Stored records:
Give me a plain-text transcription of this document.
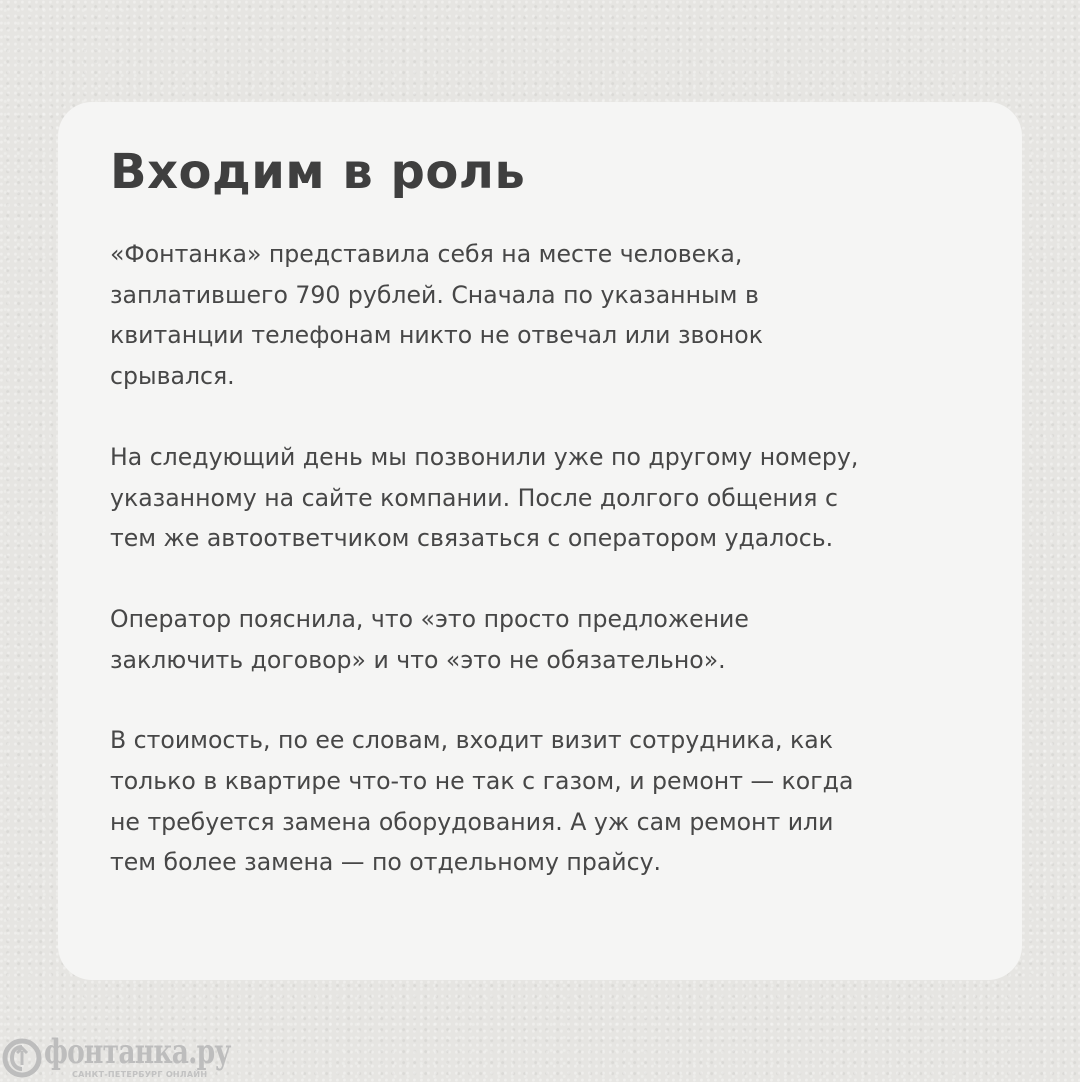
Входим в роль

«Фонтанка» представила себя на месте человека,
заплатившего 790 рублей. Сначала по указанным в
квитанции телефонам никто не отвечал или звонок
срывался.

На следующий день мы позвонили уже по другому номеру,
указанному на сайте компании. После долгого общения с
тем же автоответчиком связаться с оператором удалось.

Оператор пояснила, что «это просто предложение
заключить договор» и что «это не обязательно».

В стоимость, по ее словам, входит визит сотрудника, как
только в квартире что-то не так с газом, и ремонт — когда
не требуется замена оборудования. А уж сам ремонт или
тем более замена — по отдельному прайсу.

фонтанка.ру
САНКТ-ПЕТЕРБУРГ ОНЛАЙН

...

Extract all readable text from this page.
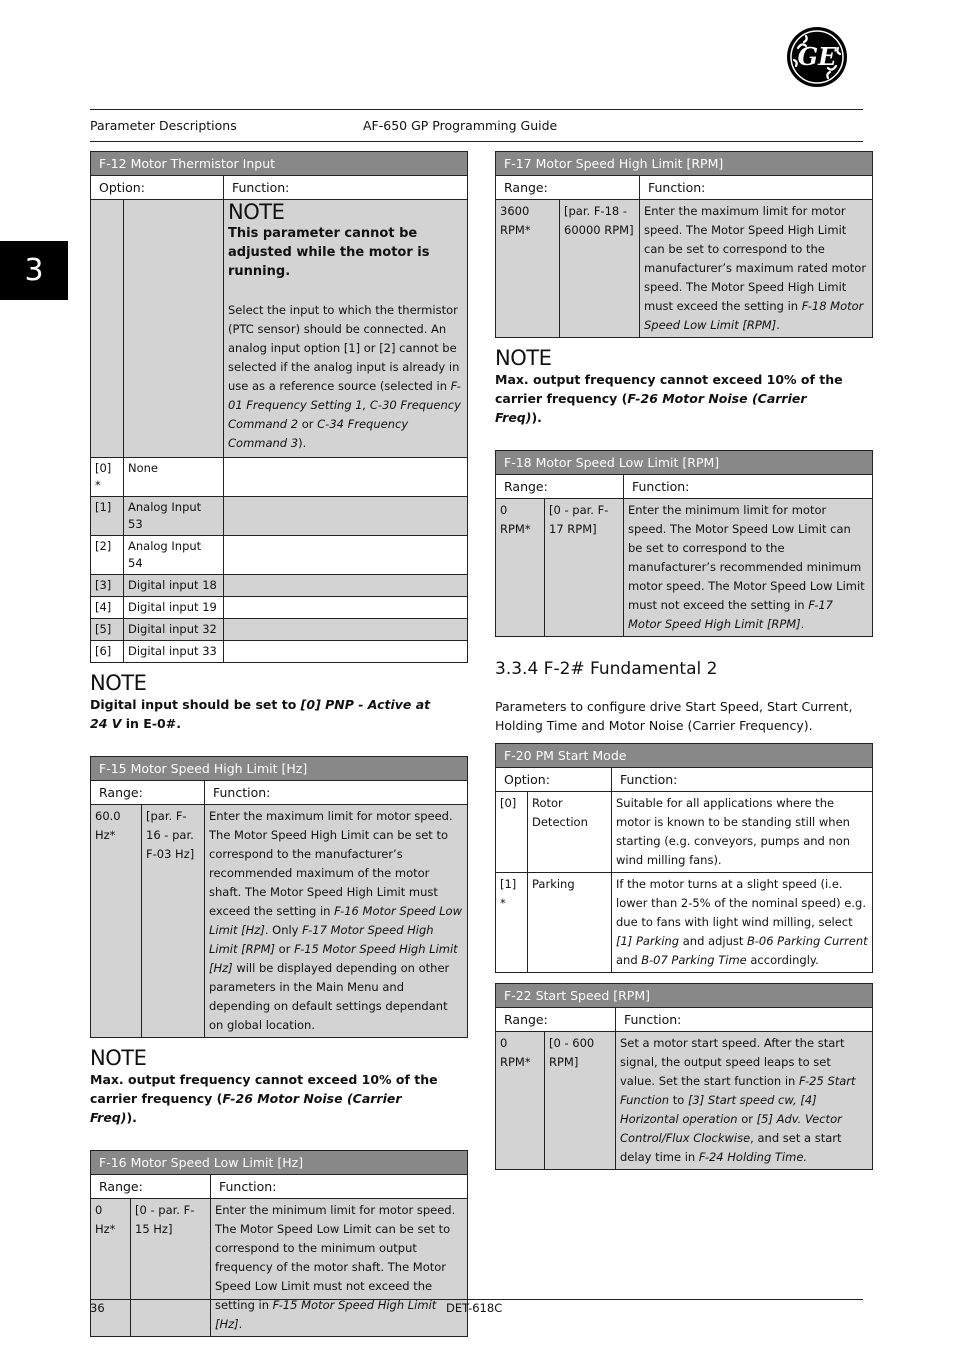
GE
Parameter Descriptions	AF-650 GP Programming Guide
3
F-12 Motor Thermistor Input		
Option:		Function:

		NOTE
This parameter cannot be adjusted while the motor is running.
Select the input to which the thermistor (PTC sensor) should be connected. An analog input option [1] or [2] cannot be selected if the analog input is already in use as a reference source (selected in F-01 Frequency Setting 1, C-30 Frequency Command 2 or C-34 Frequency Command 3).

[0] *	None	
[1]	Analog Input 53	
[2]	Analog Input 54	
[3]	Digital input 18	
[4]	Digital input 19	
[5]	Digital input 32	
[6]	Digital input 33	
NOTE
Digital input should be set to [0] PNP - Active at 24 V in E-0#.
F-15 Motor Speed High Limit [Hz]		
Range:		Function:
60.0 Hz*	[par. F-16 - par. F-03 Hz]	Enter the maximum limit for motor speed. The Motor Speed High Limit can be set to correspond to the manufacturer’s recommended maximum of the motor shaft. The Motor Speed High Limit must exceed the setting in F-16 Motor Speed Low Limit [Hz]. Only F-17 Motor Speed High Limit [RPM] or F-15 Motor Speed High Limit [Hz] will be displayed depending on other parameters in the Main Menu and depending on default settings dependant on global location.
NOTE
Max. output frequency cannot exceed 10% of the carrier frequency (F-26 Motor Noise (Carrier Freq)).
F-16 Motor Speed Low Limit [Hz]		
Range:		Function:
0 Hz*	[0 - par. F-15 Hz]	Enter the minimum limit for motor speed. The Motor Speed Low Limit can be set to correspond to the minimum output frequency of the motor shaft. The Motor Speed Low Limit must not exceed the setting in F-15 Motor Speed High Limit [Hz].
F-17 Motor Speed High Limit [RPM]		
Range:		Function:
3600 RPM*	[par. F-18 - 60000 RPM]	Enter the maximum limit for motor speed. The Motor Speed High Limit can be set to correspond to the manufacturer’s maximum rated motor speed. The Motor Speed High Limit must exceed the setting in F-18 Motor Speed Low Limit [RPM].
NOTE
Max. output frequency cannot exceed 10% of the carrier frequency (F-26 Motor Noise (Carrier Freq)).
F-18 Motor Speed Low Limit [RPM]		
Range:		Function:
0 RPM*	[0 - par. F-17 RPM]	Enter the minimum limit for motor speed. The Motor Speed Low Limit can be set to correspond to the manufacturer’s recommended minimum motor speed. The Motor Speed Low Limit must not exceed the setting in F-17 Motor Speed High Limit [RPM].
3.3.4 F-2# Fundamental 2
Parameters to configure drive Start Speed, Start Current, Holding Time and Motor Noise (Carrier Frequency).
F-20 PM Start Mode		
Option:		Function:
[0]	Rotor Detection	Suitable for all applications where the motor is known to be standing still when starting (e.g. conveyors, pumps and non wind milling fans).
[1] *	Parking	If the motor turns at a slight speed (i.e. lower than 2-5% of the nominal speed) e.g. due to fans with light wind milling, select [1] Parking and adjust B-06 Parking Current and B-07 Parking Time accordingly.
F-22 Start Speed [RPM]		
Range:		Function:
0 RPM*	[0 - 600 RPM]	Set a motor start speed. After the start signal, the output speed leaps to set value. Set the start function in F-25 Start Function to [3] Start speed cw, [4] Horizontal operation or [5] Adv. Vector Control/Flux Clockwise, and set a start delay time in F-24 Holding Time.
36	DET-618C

- WHAT THE EXERCISE ASKS:
Using the data above, say how many lines include "text". No other reply is needed.

- ANSWER:
2